▸ WHAT YOU ARE ASKED TO DO: Reproduce verbatim the rows below, from the first one through the row containing "- cell-size: L: [57, 214, 250, 271]". Include both of those rows.

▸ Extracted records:

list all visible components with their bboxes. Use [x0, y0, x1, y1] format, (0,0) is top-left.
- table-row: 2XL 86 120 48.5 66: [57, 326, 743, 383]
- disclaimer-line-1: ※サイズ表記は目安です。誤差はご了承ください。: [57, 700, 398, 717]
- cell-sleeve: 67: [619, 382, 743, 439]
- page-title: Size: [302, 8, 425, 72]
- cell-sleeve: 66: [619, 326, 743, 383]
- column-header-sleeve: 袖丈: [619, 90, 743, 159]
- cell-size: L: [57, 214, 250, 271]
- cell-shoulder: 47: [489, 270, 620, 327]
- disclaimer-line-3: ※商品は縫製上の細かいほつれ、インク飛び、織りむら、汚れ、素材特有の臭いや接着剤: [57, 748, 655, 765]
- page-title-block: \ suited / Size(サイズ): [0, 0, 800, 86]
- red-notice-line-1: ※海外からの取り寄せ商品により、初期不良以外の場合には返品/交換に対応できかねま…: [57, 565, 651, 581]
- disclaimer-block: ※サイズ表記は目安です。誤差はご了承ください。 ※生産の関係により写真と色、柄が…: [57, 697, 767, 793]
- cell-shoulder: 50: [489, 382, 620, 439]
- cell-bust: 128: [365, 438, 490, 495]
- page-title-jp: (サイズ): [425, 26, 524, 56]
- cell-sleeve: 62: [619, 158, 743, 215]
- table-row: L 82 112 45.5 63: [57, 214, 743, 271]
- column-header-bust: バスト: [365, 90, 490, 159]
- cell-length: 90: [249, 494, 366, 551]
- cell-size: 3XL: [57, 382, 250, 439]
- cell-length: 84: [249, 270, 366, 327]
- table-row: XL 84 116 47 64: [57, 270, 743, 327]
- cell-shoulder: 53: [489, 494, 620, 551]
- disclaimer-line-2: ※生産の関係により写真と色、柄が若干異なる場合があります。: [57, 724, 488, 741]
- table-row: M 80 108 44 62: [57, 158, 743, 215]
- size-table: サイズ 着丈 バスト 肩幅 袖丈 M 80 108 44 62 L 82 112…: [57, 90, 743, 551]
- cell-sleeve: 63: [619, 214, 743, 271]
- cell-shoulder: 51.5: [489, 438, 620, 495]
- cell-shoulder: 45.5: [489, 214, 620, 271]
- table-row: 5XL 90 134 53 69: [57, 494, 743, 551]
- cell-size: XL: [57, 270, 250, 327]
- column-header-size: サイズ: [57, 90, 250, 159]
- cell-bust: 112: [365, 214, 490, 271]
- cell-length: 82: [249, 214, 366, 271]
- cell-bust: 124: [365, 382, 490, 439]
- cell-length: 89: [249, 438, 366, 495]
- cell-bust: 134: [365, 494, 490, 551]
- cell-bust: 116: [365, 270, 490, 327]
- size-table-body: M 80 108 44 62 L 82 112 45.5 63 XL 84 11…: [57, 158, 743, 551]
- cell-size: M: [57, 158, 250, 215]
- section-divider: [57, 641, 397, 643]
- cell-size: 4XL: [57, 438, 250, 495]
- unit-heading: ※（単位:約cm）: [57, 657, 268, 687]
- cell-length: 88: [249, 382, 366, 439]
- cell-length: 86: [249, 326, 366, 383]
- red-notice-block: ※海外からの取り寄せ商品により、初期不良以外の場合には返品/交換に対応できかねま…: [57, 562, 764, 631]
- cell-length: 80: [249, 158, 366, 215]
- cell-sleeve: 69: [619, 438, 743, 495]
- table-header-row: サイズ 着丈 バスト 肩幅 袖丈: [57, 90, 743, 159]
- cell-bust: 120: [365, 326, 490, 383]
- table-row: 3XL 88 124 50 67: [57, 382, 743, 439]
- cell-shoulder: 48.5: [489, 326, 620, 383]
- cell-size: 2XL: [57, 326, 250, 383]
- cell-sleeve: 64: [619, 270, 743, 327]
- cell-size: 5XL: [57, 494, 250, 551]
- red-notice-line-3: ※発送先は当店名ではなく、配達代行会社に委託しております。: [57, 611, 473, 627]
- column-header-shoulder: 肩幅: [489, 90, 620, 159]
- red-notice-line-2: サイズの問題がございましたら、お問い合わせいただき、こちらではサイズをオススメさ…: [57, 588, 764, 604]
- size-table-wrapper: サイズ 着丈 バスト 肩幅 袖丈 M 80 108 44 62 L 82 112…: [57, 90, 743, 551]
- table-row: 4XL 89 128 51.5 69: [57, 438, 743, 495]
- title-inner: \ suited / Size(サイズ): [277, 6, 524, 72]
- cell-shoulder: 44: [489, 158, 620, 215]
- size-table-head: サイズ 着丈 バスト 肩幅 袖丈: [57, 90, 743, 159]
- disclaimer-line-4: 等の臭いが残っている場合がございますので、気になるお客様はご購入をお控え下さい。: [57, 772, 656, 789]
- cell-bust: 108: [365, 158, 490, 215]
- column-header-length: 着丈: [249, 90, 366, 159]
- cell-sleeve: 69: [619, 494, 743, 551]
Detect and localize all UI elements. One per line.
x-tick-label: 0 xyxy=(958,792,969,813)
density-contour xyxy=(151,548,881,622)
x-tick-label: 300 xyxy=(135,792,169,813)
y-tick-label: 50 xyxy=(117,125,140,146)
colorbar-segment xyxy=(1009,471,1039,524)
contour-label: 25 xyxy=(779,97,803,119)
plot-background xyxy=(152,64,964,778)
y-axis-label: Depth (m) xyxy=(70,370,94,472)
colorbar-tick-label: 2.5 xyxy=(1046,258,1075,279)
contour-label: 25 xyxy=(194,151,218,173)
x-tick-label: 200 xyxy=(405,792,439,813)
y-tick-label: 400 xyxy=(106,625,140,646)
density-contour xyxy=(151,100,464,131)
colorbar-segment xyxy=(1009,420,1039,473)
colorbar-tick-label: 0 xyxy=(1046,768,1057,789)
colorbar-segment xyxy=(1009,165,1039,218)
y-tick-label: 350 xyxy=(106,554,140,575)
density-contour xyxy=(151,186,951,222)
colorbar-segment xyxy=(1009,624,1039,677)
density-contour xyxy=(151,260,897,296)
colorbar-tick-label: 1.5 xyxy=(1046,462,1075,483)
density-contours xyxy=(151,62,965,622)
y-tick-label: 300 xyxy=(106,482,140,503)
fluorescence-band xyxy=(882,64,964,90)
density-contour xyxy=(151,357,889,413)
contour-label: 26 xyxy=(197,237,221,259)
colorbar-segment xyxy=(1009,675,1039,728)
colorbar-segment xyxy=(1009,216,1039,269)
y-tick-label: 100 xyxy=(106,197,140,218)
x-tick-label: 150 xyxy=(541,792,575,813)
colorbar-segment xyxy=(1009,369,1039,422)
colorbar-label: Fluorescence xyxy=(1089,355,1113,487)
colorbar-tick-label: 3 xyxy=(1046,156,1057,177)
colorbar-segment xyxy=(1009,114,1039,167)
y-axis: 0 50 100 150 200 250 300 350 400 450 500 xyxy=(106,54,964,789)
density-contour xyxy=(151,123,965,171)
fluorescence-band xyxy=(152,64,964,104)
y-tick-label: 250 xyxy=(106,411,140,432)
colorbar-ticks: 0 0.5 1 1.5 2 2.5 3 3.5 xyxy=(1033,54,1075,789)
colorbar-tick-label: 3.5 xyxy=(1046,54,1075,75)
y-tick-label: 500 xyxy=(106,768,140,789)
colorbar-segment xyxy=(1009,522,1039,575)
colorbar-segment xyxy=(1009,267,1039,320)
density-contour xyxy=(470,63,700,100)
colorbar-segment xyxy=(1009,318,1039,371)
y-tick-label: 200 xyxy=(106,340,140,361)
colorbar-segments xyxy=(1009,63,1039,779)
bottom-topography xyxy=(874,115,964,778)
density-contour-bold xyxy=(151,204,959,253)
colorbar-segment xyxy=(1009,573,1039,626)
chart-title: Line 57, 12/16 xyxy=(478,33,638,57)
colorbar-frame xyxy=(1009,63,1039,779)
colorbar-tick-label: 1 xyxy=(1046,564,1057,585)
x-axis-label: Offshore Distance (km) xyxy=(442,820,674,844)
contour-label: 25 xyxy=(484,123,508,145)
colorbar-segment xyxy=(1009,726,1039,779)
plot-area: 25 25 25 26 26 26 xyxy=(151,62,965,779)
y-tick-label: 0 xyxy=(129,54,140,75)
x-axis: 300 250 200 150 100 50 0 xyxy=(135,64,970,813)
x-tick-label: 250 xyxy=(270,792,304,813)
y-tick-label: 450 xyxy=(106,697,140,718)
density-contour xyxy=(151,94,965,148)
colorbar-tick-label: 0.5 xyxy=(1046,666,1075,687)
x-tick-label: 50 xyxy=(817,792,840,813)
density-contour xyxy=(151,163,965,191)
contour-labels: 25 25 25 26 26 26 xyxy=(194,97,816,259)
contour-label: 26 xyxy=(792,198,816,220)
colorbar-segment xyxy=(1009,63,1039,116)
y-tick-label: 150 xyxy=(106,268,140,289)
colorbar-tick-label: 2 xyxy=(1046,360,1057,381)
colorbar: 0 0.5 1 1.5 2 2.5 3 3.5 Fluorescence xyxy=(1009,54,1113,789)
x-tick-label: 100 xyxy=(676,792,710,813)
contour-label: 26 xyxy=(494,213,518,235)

▸ ANSWER TO THE EXERCISE:
list all visible components with their bboxes. Use [x0, y0, x1, y1] format, (0,0) is top-left.
- table-row: 2XL 86 120 48.5 66: [57, 326, 743, 383]
- disclaimer-line-1: ※サイズ表記は目安です。誤差はご了承ください。: [57, 700, 398, 717]
- cell-sleeve: 67: [619, 382, 743, 439]
- page-title: Size: [302, 8, 425, 72]
- cell-sleeve: 66: [619, 326, 743, 383]
- column-header-sleeve: 袖丈: [619, 90, 743, 159]
- cell-size: L: [57, 214, 250, 271]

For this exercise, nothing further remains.